Testo scelto
-------

Oggi, a causa di un enorme debito pubblico, Puerto Rico sta affrontando un collasso economico, una crisi umanitaria e un massiccio esodo della popolazione. Sebbene i portoricani siano cittadini statunitensi, vivono come stranieri nel loro Paese, nella terra del loro colonizzatore e in qualsiasi altro paese decidano di viaggiare. Pablo Delano (San Juan, 1954, vive a West Hartford, Stati Uniti), artista visivo e fotografo, utilizza l’archivio con l’obiettivo di raccogliere testimonianze che esaminano le persistenti strutture coloniali legate all’isola caraibica. La sua installazione, presente alla Biennale di Venezia 2024, ci aiuta a comprendere come la gerarchia razziale e lo sfruttamento siano ancora problemi irrisolti [xx]. Delano afferma che la nascita di The Museum of the Old Colony si ispira ad esperienze vissute durante l’infanzia, in quanto testimone, portavoce, messaggero: in altre parole, lancia un grido di aiuto su una situazione tuttora attuale. Evocando le tragiche ingiustizie e l’eredità paralizzante dello sfruttamento subite da Porto Rico e dalla sua gente, Delano invita i visitatori, portoricani e non, a riflettere sulla propria complicità nel sistema coloniale. La Biennale è riuscita a farli sentire a casa almeno nel territorio italiano? O, forse, è lo stesso padiglione di Porto Rico a ricordarci che, dovremmo mantenere viva la curiosità e la volontà di esplorare, comprendere e apprezzare la ricchezza culturale e la storia di questa affascinante isola caraibica?
THE COLONIAL/MODERN GENDER SYSTEM
“The Colonial/Modern Gender System” [xxi] è il termine che María Lugones utilizza per spiegare la logica categoriale e gerarchica centrale nel pensiero moderno, su razza, genere e sessualità. Decolonizzare il genere significa mettere in atto una critica all’oppressione di genere eterosessista, razziale, coloniale e capitalista. Nel XX secolo le femministe borghesi bianche hanno teorizzato il senso bianco dell’essere donna come se tutte le donne fossero bianche, senza quindi esplicitare la connessione tra il genere, la razza, l’eterosessualità e la classe. Con “The Colonial/Modern Gender System” si sottolinea invece l’importanza di portare l’attenzione sull’indifferenza verso le violenze che lo Stato e il patriarcato bianco perpetuano contro le donne delle comunità nere, in tutto il mondo. L’importante lavoro sul genere, la razza e la colonizzazione che hanno svolto le femministe Nere negli Stati Uniti dimostra l’esclusione storica delle donne non bianche nelle lotte di liberazione condotte in nome della donna.
Nella colonizzazione delle Americhe solo i “civilizzati” erano considerati uomini e donne. “Le donne indigene erano classificate come specie non umana, come animali” [xxii]. Femmine ma non donne. Tutti i parametri come razza o genere sono un’introduzione coloniale e violenta e sono da sempre utilizzati per distruggere popoli e comunità in nome di una civilizzazione che avviene appunto secondo criteri prestabiliti da chi detiene il potere. Il compito della femminista decoloniale è innanzitutto quello di far prendere coscienza di questo sistema superando l’abitudine a pensare secondo questi dogmi che hanno fatto parte della cultura occidentale da sempre, imponendo modelli di comportamento che limitano gran parte della popolazione.

-------

[Elenco dei dati]
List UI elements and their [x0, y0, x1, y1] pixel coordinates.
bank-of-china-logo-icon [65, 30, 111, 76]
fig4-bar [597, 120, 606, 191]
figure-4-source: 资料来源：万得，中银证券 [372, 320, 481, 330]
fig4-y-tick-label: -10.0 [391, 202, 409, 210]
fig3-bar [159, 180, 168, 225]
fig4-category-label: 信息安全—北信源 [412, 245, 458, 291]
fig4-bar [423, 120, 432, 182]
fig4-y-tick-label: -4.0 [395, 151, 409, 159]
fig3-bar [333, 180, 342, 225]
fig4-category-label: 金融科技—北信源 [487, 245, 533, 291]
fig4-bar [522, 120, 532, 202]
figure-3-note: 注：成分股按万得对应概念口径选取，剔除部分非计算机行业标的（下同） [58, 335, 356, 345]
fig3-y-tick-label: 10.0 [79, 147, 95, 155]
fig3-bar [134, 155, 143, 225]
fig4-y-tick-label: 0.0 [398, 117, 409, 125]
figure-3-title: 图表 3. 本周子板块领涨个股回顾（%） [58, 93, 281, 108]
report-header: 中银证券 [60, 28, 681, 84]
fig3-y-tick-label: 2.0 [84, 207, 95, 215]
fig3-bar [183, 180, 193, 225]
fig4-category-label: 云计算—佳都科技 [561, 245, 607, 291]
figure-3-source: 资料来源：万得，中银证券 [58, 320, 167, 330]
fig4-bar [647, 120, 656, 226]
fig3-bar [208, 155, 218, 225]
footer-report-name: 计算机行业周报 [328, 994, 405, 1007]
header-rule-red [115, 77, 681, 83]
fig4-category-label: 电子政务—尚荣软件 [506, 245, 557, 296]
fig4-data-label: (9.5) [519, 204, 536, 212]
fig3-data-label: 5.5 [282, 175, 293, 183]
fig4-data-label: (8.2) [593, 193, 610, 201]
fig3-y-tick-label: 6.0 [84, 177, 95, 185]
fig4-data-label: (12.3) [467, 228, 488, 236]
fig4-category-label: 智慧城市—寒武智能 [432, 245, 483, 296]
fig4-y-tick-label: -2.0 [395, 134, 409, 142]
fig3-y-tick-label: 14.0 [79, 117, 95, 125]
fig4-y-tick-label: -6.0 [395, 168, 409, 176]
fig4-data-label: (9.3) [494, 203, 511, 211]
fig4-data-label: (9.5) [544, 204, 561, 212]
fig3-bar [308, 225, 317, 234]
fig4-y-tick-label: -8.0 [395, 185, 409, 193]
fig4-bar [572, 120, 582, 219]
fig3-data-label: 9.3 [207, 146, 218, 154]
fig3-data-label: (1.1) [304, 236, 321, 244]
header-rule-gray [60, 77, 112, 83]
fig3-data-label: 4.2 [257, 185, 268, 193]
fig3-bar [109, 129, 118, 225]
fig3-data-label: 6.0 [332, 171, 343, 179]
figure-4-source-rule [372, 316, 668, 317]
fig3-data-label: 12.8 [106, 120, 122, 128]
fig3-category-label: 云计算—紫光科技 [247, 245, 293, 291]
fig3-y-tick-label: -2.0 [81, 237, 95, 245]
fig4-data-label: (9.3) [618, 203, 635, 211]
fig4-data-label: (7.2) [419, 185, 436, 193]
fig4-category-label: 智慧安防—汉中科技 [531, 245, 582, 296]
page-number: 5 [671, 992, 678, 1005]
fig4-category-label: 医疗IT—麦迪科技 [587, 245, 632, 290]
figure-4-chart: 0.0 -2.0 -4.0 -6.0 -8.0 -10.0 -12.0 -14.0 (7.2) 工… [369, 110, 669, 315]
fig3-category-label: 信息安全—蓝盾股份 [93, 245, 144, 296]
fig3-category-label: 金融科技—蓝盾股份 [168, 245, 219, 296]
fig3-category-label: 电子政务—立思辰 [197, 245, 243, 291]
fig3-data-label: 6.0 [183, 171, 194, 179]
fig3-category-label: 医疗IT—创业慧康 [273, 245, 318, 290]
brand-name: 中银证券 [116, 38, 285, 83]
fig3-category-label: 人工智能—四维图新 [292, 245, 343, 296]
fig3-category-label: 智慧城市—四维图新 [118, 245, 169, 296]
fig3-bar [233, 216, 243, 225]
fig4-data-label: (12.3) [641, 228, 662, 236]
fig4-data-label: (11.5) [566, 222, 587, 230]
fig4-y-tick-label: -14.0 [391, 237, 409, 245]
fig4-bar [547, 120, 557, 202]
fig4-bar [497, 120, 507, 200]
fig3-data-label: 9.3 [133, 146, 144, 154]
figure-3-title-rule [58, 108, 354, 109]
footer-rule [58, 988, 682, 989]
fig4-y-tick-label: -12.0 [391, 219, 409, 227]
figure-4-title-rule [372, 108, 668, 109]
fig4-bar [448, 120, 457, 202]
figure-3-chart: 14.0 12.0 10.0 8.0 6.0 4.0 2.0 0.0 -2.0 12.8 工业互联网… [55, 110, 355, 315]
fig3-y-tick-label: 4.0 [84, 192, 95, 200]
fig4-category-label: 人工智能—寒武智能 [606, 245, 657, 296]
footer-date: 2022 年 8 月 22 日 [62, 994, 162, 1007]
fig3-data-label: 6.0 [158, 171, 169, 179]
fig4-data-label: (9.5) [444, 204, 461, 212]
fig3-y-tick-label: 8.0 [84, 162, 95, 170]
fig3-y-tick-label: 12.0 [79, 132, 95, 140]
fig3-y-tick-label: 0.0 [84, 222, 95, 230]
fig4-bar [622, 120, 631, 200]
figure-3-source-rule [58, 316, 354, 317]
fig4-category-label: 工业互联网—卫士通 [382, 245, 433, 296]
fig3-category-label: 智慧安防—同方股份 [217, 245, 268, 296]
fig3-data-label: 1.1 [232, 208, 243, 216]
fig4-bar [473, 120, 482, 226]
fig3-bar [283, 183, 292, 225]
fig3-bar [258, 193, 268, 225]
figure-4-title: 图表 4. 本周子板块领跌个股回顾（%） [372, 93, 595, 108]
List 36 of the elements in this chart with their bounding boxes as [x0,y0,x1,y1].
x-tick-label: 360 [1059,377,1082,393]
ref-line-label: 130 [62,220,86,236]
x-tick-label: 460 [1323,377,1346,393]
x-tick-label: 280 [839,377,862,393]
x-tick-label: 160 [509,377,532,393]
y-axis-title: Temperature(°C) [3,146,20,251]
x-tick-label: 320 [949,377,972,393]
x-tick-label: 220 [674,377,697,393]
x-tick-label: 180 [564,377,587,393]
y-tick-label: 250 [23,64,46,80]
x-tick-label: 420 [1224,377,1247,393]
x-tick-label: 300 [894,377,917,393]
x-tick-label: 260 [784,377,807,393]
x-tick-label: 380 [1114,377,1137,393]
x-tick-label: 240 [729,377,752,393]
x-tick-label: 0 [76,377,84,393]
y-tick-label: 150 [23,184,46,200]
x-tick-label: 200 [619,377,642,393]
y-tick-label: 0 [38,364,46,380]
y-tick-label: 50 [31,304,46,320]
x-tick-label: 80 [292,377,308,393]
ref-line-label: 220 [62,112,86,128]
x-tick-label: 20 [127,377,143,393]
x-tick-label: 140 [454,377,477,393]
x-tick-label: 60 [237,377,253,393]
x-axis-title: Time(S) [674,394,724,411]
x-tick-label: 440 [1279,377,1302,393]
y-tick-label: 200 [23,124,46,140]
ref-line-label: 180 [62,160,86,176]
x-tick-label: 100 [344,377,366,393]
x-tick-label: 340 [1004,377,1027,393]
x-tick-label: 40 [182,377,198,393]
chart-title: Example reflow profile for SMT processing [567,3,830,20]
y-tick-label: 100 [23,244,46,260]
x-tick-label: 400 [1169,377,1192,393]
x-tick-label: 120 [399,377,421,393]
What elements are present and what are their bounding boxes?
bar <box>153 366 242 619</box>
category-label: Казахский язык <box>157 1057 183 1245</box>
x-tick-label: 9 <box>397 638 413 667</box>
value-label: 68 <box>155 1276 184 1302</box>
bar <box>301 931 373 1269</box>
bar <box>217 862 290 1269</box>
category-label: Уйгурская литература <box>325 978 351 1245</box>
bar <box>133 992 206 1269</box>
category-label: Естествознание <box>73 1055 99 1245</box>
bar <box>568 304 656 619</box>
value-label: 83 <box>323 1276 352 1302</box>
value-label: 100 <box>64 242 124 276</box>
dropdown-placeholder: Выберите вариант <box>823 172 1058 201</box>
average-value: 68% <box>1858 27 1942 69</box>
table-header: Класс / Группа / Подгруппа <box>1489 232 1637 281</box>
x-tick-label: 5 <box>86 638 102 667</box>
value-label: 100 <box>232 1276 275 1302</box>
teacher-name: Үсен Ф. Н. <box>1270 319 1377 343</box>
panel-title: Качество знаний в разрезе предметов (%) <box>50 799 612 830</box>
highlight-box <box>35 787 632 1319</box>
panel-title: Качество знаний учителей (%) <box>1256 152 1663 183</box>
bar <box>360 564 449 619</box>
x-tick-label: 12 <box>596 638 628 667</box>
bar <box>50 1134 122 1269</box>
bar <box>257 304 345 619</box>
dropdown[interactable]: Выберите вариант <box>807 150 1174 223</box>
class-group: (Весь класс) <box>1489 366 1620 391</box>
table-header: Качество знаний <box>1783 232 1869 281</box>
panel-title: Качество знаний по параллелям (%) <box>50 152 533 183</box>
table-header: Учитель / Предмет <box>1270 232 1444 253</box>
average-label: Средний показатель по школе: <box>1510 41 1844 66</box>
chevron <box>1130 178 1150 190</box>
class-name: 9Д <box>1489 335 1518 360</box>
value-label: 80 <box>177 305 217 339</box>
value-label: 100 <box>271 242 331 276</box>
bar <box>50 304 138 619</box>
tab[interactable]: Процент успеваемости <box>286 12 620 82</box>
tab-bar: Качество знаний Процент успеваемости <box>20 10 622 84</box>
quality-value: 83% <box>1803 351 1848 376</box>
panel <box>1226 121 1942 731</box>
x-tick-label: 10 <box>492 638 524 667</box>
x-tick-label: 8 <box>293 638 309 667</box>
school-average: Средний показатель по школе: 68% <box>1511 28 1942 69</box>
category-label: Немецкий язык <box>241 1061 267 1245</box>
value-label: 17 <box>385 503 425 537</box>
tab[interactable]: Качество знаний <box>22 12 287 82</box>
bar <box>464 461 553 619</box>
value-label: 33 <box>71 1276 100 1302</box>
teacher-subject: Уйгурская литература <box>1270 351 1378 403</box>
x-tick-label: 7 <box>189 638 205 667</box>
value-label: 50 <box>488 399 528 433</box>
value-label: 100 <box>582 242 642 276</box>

-------

Esercizi
• a. Rispondi in breve a ciascuna domanda basandoti sul testo scelto.
(i) Dove vive Pablo Delano?
(ii) Con quale termine María Lugones spiega la logica categoriale e gerarchica del pensiero moderno su razza, genere e sessualità?
(iii) Come erano classificate le donne indigene nella colonizzazione delle Americhe?
• b. Spiega in una o due frasi perché, secondo il testo scelto, le femministe borghesi bianche del XX secolo non hanno esplicitato la connessione tra genere, razza, eterosessualità e classe.
Il materiale non ha alcun ruolo in questa attività.

Soluzioni degli esercizi
• a.
(i) A West Hartford, negli Stati Uniti.
(ii) "The Colonial/Modern Gender System".
(iii) Come specie non umana, come animali.

• b. Hanno teorizzato il senso bianco dell'essere donna come se tutte le donne fossero bianche. Per questo non hanno esplicitato la connessione tra genere, razza, eterosessualità e classe.